**TASK**
Work out how many lines hold the string "square". The answer is a single number, nothing more.

**INFORMATION GIVEN**
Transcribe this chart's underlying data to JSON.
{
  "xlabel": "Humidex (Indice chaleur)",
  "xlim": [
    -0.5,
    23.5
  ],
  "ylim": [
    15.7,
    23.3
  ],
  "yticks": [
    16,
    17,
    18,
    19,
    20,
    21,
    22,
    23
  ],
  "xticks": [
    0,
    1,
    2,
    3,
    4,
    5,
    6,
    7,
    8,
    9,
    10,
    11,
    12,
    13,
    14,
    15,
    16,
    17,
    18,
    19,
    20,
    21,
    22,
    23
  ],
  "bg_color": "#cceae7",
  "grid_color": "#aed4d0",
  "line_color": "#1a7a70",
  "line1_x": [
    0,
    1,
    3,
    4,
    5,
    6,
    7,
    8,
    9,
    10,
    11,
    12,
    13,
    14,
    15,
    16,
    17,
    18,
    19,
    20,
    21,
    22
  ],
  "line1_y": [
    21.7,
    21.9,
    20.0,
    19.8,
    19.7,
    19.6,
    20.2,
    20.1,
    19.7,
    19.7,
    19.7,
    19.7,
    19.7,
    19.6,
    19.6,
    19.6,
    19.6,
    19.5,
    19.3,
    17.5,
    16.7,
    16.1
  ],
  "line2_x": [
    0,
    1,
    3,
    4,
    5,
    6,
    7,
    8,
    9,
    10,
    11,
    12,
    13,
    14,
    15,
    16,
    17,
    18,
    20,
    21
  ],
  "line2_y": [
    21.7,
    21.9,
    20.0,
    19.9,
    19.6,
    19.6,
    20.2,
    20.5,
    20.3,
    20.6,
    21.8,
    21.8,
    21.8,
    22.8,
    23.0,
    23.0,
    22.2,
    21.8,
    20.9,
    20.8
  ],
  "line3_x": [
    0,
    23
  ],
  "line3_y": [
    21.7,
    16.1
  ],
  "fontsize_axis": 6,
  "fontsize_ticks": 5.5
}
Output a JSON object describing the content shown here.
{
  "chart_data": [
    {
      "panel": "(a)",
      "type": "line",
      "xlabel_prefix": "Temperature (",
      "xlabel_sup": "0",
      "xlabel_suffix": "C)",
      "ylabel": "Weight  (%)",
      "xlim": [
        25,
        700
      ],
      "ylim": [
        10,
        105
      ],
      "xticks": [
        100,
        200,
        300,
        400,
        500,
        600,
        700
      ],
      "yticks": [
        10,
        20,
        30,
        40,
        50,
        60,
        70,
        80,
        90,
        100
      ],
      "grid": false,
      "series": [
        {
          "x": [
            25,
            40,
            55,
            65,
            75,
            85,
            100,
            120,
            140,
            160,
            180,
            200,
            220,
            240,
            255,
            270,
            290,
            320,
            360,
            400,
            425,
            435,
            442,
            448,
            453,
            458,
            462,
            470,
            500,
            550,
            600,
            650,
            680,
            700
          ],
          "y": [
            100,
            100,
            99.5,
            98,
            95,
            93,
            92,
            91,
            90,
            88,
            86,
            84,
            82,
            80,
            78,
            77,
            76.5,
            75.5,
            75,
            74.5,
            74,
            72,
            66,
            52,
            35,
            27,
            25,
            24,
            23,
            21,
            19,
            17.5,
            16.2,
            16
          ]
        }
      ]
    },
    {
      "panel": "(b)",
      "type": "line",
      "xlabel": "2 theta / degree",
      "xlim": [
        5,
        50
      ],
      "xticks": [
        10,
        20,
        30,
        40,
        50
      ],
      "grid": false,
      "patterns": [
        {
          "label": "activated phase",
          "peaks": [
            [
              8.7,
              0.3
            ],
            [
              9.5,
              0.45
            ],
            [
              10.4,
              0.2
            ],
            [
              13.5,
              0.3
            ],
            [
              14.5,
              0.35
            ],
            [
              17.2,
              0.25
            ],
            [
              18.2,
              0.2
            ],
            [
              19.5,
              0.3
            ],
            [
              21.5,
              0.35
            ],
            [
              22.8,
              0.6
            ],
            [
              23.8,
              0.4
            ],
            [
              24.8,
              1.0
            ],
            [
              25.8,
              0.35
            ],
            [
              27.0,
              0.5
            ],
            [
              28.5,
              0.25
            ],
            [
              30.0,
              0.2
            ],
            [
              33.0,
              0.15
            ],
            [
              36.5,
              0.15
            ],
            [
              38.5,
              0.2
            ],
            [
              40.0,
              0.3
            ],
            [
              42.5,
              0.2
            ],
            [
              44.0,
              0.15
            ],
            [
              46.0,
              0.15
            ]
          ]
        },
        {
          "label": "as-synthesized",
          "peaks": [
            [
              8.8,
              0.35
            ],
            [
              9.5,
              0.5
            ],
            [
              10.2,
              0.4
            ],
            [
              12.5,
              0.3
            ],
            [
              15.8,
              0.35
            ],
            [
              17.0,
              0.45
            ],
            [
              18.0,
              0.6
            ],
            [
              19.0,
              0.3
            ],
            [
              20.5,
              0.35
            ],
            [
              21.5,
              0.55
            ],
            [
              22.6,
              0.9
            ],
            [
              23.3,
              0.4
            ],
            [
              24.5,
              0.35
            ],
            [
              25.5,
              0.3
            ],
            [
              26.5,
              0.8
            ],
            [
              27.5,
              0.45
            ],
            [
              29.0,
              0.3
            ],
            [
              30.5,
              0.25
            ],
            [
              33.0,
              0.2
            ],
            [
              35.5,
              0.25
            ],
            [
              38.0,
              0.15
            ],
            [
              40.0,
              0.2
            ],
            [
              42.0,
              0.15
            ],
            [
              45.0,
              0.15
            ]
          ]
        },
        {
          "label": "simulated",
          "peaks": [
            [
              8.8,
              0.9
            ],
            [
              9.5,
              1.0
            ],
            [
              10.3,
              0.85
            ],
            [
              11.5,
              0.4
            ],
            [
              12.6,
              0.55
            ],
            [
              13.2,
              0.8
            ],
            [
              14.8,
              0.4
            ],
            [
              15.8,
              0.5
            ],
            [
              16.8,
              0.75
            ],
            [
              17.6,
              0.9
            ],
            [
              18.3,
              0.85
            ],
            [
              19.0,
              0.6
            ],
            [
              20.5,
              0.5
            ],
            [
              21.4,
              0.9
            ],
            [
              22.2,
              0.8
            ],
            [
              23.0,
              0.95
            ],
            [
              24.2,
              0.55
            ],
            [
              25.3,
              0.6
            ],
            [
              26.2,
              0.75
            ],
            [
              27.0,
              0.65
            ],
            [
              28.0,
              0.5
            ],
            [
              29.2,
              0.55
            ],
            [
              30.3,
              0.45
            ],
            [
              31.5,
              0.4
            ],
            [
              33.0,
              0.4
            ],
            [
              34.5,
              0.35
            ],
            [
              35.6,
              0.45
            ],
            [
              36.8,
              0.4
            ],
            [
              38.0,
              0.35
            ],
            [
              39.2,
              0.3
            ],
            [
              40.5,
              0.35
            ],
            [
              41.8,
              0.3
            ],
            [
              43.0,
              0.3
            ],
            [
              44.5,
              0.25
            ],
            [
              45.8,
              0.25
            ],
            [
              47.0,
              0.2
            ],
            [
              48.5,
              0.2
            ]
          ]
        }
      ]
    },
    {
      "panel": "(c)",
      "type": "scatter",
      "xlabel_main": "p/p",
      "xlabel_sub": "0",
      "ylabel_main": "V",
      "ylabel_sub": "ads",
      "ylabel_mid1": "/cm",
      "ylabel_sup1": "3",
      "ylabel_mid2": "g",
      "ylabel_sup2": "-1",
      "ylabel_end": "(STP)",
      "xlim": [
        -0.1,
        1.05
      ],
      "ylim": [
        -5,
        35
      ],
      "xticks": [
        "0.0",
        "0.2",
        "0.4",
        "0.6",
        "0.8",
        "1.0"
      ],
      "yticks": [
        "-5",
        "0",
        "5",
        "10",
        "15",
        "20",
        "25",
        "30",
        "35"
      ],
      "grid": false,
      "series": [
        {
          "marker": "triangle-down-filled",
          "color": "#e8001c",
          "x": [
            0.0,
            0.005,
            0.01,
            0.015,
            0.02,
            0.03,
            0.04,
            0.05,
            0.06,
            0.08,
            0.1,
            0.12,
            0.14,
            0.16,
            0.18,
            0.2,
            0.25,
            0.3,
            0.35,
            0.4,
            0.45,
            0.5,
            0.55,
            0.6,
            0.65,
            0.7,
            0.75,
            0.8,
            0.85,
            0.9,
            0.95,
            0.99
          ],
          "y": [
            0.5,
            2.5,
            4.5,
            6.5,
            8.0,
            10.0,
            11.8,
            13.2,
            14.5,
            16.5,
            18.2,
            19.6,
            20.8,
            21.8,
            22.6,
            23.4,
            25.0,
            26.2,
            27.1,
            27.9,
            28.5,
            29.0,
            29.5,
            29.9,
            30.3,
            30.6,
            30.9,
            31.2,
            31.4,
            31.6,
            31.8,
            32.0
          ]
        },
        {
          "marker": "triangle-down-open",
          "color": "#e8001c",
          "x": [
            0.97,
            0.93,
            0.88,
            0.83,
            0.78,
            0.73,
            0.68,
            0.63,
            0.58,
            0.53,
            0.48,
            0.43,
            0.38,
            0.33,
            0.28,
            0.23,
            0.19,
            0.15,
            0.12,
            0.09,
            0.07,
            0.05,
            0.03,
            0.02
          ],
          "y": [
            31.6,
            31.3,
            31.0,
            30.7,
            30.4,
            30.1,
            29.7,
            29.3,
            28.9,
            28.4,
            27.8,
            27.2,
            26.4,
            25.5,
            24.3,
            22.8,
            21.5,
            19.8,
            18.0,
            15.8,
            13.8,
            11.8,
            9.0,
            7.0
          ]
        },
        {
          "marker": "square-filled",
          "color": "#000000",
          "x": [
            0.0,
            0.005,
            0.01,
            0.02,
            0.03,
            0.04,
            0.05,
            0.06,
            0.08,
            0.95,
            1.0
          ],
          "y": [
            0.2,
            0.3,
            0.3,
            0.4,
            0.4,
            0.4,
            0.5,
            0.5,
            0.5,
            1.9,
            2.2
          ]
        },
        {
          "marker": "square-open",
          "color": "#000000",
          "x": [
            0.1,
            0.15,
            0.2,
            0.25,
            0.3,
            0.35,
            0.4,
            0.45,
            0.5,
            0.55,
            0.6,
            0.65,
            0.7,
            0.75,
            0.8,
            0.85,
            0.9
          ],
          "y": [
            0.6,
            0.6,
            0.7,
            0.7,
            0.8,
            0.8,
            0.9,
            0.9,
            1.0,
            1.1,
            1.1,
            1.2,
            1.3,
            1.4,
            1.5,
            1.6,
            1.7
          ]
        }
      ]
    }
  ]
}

**SOLUTION TO THIS PROBLEM**
2